Edit the data below by swapping every "MSI P55-GD85" for "MSI P55 GD85". Keep everything else the same and leave out the pictures.
───
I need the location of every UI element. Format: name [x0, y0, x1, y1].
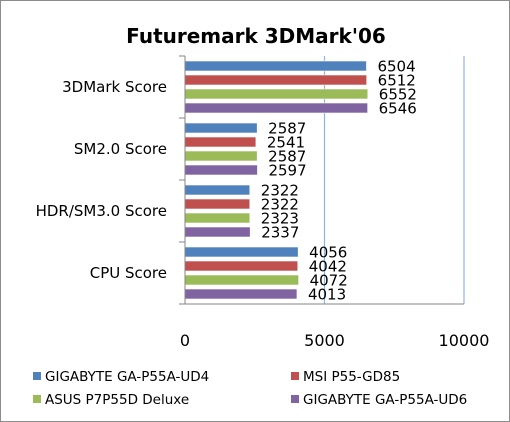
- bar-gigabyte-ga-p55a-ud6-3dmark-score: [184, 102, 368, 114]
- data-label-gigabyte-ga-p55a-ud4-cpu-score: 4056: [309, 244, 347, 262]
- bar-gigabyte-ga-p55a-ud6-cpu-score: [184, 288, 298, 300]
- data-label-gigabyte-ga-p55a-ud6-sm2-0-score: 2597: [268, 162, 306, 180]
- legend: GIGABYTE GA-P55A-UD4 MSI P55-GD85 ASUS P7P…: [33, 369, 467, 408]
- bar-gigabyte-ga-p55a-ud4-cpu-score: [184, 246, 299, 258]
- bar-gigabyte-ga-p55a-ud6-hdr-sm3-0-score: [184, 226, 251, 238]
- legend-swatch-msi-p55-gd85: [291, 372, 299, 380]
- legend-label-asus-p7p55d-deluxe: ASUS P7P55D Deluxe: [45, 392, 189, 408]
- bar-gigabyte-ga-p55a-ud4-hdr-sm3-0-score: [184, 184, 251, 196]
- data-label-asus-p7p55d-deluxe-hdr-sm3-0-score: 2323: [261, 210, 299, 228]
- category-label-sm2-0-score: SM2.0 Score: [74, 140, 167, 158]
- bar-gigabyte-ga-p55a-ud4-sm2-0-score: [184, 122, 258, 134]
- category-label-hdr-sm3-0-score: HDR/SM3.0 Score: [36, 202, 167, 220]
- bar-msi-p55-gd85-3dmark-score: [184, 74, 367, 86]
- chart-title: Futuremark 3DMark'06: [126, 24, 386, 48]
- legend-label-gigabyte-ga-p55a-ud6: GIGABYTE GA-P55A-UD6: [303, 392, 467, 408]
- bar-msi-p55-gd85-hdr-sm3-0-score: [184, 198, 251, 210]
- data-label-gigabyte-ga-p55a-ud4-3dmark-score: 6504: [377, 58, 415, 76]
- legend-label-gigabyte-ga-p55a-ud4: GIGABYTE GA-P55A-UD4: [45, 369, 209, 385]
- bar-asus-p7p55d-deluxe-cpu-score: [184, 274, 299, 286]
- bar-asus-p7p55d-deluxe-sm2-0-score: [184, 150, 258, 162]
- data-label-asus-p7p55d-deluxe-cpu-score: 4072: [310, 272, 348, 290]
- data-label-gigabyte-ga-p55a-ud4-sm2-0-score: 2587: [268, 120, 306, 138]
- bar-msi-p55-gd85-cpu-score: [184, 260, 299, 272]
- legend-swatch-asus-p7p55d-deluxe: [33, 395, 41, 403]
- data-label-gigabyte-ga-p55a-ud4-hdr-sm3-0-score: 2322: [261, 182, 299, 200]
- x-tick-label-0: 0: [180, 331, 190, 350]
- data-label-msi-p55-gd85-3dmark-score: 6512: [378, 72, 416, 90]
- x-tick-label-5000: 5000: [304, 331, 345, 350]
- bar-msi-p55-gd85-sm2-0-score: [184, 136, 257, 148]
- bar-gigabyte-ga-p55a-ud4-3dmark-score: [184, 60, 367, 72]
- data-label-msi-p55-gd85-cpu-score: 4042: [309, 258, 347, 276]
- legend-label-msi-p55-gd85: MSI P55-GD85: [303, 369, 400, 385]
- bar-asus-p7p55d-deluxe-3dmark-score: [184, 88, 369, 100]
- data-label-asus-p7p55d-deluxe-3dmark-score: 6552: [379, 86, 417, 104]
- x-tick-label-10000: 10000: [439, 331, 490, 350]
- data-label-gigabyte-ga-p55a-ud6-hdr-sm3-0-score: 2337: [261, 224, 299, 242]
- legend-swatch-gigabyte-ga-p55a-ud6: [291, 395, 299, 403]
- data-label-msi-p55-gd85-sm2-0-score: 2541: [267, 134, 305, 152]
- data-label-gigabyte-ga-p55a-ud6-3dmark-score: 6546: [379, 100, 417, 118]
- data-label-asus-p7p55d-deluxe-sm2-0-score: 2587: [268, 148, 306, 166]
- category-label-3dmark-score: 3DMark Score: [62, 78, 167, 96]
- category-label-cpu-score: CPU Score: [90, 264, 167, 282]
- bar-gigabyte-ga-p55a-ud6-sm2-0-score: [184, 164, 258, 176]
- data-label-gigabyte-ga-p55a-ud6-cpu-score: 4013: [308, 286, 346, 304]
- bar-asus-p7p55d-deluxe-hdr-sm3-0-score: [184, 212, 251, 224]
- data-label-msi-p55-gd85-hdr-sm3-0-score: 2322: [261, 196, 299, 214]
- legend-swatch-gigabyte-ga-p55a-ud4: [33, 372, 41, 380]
───
#### Response to the exercise
I need the location of every UI element. Format: name [x0, y0, x1, y1].
- bar-gigabyte-ga-p55a-ud6-3dmark-score: [184, 102, 368, 114]
- data-label-gigabyte-ga-p55a-ud4-cpu-score: 4056: [309, 244, 347, 262]
- bar-gigabyte-ga-p55a-ud6-cpu-score: [184, 288, 298, 300]
- data-label-gigabyte-ga-p55a-ud6-sm2-0-score: 2597: [268, 162, 306, 180]
- legend: GIGABYTE GA-P55A-UD4 MSI P55 GD85 ASUS P7P…: [33, 369, 467, 408]
- bar-gigabyte-ga-p55a-ud4-cpu-score: [184, 246, 299, 258]
- bar-gigabyte-ga-p55a-ud6-hdr-sm3-0-score: [184, 226, 251, 238]
- legend-swatch-msi-p55-gd85: [291, 372, 299, 380]
- legend-label-asus-p7p55d-deluxe: ASUS P7P55D Deluxe: [45, 392, 189, 408]
- bar-gigabyte-ga-p55a-ud4-hdr-sm3-0-score: [184, 184, 251, 196]
- data-label-asus-p7p55d-deluxe-hdr-sm3-0-score: 2323: [261, 210, 299, 228]
- category-label-sm2-0-score: SM2.0 Score: [74, 140, 167, 158]
- bar-gigabyte-ga-p55a-ud4-sm2-0-score: [184, 122, 258, 134]
- category-label-hdr-sm3-0-score: HDR/SM3.0 Score: [36, 202, 167, 220]
- bar-msi-p55-gd85-3dmark-score: [184, 74, 367, 86]
- chart-title: Futuremark 3DMark'06: [126, 24, 386, 48]
- legend-label-gigabyte-ga-p55a-ud6: GIGABYTE GA-P55A-UD6: [303, 392, 467, 408]
- bar-msi-p55-gd85-hdr-sm3-0-score: [184, 198, 251, 210]
- data-label-gigabyte-ga-p55a-ud4-3dmark-score: 6504: [377, 58, 415, 76]
- legend-label-gigabyte-ga-p55a-ud4: GIGABYTE GA-P55A-UD4: [45, 369, 209, 385]
- bar-asus-p7p55d-deluxe-cpu-score: [184, 274, 299, 286]
- bar-asus-p7p55d-deluxe-sm2-0-score: [184, 150, 258, 162]
- data-label-asus-p7p55d-deluxe-cpu-score: 4072: [310, 272, 348, 290]
- data-label-gigabyte-ga-p55a-ud4-sm2-0-score: 2587: [268, 120, 306, 138]
- bar-msi-p55-gd85-cpu-score: [184, 260, 299, 272]
- legend-swatch-asus-p7p55d-deluxe: [33, 395, 41, 403]
- data-label-gigabyte-ga-p55a-ud4-hdr-sm3-0-score: 2322: [261, 182, 299, 200]
- x-tick-label-0: 0: [180, 331, 190, 350]
- data-label-msi-p55-gd85-3dmark-score: 6512: [378, 72, 416, 90]
- x-tick-label-5000: 5000: [304, 331, 345, 350]
- bar-msi-p55-gd85-sm2-0-score: [184, 136, 257, 148]
- bar-gigabyte-ga-p55a-ud4-3dmark-score: [184, 60, 367, 72]
- data-label-msi-p55-gd85-cpu-score: 4042: [309, 258, 347, 276]
- legend-label-msi-p55-gd85: MSI P55 GD85: [303, 369, 400, 385]
- bar-asus-p7p55d-deluxe-3dmark-score: [184, 88, 369, 100]
- data-label-asus-p7p55d-deluxe-3dmark-score: 6552: [379, 86, 417, 104]
- x-tick-label-10000: 10000: [439, 331, 490, 350]
- data-label-gigabyte-ga-p55a-ud6-hdr-sm3-0-score: 2337: [261, 224, 299, 242]
- legend-swatch-gigabyte-ga-p55a-ud6: [291, 395, 299, 403]
- data-label-msi-p55-gd85-sm2-0-score: 2541: [267, 134, 305, 152]
- data-label-gigabyte-ga-p55a-ud6-3dmark-score: 6546: [379, 100, 417, 118]
- data-label-asus-p7p55d-deluxe-sm2-0-score: 2587: [268, 148, 306, 166]
- category-label-3dmark-score: 3DMark Score: [62, 78, 167, 96]
- category-label-cpu-score: CPU Score: [90, 264, 167, 282]
- bar-gigabyte-ga-p55a-ud6-sm2-0-score: [184, 164, 258, 176]
- data-label-gigabyte-ga-p55a-ud6-cpu-score: 4013: [308, 286, 346, 304]
- bar-asus-p7p55d-deluxe-hdr-sm3-0-score: [184, 212, 251, 224]
- data-label-msi-p55-gd85-hdr-sm3-0-score: 2322: [261, 196, 299, 214]
- legend-swatch-gigabyte-ga-p55a-ud4: [33, 372, 41, 380]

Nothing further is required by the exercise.